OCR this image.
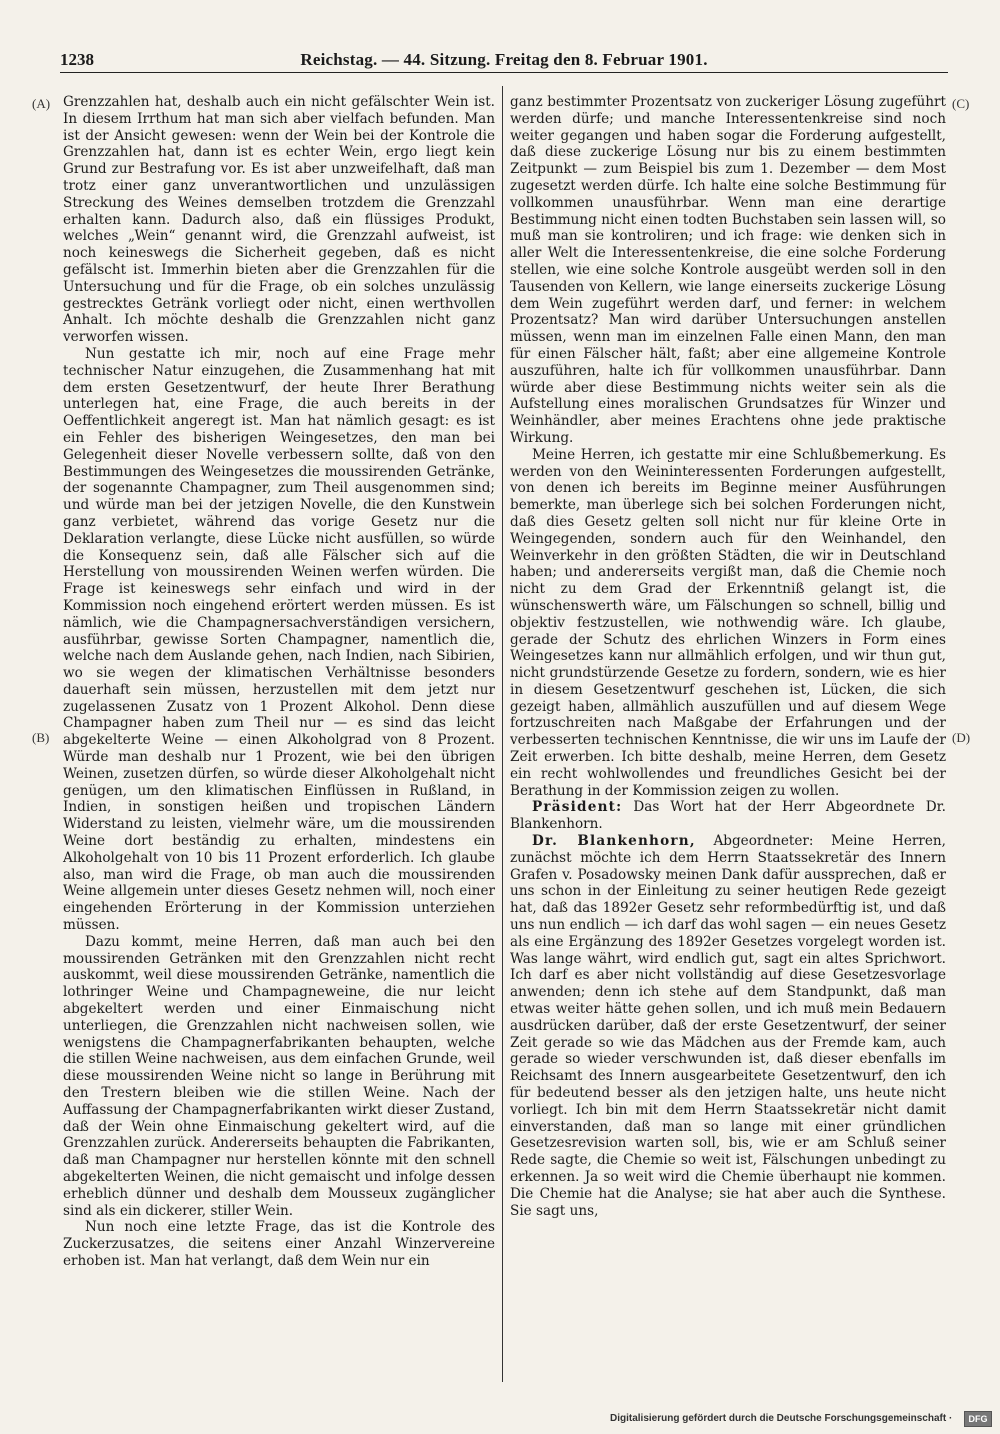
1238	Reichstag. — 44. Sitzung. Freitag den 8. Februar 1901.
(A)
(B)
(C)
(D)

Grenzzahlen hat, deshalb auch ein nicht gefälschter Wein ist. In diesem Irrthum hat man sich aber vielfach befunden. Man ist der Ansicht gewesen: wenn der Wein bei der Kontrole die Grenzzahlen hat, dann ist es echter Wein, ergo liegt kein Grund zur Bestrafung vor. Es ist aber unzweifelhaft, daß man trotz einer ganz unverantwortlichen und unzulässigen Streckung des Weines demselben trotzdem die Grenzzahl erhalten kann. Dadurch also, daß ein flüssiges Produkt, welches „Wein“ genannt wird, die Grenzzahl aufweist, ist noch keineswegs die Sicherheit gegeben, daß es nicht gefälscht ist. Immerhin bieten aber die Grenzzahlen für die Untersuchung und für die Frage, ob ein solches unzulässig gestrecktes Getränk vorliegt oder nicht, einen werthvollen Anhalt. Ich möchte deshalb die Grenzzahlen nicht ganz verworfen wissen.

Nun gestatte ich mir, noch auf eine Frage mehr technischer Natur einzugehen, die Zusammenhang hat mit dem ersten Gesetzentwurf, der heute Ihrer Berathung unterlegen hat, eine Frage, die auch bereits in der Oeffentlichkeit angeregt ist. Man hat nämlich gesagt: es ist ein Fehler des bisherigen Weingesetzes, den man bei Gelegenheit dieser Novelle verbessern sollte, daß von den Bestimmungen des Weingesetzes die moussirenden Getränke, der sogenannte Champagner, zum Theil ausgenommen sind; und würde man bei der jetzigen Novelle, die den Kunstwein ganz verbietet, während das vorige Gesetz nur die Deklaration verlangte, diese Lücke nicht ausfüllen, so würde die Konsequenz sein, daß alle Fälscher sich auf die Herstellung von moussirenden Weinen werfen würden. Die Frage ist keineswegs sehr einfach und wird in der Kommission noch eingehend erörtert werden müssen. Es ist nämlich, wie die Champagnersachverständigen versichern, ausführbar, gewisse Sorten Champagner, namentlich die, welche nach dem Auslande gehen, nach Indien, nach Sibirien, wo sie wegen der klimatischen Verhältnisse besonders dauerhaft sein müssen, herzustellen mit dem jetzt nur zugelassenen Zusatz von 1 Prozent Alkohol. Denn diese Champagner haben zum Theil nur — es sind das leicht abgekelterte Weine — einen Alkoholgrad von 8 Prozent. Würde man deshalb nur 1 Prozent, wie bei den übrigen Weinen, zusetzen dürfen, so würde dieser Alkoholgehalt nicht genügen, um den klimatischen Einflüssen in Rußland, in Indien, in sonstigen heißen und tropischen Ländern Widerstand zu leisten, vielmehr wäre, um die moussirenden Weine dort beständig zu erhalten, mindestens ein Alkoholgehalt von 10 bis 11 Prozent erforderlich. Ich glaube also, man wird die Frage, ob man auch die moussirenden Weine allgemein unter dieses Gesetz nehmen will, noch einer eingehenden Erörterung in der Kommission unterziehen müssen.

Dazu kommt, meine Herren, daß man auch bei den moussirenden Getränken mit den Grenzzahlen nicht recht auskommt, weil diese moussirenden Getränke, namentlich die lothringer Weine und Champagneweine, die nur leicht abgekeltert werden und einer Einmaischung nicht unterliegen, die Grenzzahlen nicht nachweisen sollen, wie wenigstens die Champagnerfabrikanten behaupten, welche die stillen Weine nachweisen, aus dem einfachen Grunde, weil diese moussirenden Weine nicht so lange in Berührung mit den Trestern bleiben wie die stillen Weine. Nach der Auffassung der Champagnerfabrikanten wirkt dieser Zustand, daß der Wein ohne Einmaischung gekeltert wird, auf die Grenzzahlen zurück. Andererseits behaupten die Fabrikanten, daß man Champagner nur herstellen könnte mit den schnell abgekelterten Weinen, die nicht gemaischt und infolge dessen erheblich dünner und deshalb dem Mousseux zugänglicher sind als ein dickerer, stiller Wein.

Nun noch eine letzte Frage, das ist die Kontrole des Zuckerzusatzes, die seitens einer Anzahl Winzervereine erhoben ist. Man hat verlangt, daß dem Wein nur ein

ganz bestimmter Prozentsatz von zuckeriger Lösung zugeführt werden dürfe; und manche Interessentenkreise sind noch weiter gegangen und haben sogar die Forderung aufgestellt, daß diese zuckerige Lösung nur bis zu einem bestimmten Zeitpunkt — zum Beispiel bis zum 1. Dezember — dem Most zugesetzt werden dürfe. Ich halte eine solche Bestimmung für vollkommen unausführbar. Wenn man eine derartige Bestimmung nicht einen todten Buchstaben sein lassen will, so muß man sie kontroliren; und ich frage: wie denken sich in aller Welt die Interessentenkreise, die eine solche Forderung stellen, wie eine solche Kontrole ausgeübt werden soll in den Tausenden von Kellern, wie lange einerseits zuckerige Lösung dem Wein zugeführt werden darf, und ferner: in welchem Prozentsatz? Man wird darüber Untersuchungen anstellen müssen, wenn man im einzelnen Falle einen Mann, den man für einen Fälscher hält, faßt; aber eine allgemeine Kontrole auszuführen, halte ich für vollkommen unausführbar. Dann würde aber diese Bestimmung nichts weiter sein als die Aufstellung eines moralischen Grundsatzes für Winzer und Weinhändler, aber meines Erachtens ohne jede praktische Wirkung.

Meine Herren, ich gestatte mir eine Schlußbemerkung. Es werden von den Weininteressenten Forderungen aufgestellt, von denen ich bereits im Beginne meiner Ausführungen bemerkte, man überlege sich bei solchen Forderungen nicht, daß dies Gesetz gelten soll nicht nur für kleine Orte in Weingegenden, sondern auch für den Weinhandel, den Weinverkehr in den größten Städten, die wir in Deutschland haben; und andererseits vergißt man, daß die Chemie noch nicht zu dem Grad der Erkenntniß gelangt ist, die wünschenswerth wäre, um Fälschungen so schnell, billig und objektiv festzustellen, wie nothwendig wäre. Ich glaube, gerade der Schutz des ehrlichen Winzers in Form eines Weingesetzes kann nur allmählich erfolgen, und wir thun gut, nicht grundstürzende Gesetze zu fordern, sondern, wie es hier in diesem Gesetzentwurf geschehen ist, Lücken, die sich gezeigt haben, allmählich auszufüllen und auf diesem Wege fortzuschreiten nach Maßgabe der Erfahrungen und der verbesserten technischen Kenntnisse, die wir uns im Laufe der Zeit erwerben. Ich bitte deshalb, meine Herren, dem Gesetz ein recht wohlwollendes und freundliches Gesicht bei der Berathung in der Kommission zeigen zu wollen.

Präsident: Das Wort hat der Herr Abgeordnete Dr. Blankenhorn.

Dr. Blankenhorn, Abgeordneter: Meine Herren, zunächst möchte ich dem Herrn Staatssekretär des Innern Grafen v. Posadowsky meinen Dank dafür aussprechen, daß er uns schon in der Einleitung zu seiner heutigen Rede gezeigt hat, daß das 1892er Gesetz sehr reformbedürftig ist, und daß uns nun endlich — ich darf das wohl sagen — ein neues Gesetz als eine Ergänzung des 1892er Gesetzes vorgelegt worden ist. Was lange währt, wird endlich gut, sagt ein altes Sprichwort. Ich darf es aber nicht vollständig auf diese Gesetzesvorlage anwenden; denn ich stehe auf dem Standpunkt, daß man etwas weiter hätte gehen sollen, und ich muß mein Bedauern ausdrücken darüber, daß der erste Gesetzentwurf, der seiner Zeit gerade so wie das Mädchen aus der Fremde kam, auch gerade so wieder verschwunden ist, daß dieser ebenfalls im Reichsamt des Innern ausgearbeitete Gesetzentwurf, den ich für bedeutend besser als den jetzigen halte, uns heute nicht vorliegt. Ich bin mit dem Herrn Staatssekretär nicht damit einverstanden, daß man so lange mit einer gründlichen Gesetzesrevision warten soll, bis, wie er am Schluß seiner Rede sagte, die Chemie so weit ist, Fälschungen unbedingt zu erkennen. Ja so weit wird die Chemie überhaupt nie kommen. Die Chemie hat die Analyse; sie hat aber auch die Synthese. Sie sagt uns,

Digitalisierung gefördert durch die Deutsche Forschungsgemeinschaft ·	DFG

§ Exercise requirements
The answer must be every line of the records that contains the word "Blankenhorn".

§ Expected answer
Präsident: Das Wort hat der Herr Abgeordnete Dr. Blankenhorn.
Dr. Blankenhorn, Abgeordneter: Meine Herren, zunächst möchte ich dem Herrn Staatssekretär des Innern Grafen v. Posadowsky meinen Dank dafür aussprechen, daß er uns schon in der Einleitung zu seiner heutigen Rede gezeigt hat, daß das 1892er Gesetz sehr reformbedürftig ist, und daß uns nun endlich — ich darf das wohl sagen — ein neues Gesetz als eine Ergänzung des 1892er Gesetzes vorgelegt worden ist. Was lange währt, wird endlich gut, sagt ein altes Sprichwort. Ich darf es aber nicht vollständig auf diese Gesetzesvorlage anwenden; denn ich stehe auf dem Standpunkt, daß man etwas weiter hätte gehen sollen, und ich muß mein Bedauern ausdrücken darüber, daß der erste Gesetzentwurf, der seiner Zeit gerade so wie das Mädchen aus der Fremde kam, auch gerade so wieder verschwunden ist, daß dieser ebenfalls im Reichsamt des Innern ausgearbeitete Gesetzentwurf, den ich für bedeutend besser als den jetzigen halte, uns heute nicht vorliegt. Ich bin mit dem Herrn Staatssekretär nicht damit einverstanden, daß man so lange mit einer gründlichen Gesetzesrevision warten soll, bis, wie er am Schluß seiner Rede sagte, die Chemie so weit ist, Fälschungen unbedingt zu erkennen. Ja so weit wird die Chemie überhaupt nie kommen. Die Chemie hat die Analyse; sie hat aber auch die Synthese. Sie sagt uns,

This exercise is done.